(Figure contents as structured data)
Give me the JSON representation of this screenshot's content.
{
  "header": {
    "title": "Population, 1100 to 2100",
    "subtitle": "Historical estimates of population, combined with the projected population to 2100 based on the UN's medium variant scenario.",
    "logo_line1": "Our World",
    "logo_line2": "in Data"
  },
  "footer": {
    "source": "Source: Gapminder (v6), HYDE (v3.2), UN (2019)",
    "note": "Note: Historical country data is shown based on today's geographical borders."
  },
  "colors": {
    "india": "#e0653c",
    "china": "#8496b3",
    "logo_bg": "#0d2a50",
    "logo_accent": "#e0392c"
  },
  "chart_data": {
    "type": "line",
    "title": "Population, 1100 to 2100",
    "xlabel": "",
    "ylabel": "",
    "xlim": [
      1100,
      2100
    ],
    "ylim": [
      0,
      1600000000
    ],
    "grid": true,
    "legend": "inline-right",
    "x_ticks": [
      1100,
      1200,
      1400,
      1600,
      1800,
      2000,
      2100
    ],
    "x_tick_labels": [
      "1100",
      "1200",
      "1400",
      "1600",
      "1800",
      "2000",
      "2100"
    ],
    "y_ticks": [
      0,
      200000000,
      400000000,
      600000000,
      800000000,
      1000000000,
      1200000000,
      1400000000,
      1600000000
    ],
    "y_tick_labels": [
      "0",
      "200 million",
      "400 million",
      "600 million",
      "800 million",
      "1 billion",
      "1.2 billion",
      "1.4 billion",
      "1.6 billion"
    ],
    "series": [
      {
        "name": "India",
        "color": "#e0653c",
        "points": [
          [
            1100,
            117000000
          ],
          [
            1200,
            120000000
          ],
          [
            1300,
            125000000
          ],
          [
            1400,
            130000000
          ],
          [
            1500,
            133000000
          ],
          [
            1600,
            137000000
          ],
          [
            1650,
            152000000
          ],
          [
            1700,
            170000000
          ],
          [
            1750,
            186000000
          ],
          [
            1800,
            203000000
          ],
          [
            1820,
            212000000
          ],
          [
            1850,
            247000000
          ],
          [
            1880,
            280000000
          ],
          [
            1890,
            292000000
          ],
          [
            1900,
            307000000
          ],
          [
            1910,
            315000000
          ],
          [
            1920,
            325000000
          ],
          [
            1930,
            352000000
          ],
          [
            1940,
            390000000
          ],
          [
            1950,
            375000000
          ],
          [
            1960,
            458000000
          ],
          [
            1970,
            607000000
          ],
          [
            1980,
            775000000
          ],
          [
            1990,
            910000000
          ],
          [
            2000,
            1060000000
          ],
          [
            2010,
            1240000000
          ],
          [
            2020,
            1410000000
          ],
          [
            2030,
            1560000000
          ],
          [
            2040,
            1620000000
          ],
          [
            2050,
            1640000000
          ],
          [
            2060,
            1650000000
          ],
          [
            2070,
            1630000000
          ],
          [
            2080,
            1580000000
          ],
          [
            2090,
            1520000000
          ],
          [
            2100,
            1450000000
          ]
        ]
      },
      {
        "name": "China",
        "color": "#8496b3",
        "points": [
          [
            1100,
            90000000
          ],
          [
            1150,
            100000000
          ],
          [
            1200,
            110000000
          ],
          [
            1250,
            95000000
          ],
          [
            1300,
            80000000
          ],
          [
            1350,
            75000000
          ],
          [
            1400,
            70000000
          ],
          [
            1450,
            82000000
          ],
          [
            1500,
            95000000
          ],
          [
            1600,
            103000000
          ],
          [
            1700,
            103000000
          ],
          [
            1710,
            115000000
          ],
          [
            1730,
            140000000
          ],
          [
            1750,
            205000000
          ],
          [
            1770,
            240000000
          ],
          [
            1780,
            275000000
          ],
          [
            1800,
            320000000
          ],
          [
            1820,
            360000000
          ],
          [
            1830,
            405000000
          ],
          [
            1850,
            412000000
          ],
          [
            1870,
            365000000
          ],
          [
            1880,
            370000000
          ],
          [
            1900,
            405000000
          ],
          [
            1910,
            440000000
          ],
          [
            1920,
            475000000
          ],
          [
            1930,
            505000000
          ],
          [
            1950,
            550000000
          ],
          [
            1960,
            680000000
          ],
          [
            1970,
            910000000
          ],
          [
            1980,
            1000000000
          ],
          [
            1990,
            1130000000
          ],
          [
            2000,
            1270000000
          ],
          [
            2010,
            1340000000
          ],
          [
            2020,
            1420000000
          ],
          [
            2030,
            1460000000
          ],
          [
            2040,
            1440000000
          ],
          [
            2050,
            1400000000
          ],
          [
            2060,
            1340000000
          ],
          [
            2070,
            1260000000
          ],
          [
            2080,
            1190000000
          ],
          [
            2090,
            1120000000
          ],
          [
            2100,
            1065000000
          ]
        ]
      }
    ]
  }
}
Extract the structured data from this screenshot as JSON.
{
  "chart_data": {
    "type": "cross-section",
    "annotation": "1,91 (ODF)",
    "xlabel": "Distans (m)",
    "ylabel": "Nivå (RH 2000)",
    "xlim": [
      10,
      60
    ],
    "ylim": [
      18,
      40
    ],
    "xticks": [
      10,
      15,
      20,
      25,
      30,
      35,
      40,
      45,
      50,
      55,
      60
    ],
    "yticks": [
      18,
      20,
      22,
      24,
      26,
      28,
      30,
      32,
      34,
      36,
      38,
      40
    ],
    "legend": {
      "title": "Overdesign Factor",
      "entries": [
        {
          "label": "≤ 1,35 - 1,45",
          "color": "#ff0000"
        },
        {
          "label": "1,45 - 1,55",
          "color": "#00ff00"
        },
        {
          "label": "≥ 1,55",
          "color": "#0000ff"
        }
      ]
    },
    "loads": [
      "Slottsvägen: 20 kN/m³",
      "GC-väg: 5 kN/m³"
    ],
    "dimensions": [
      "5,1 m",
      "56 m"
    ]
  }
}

**TO DO**
Copy all lines of the listing above that contain the string "based".

**RESULT**
    "subtitle": "Historical estimates of population, combined with the projected population to 2100 based on the UN's medium variant scenario.",
    "note": "Note: Historical country data is shown based on today's geographical borders."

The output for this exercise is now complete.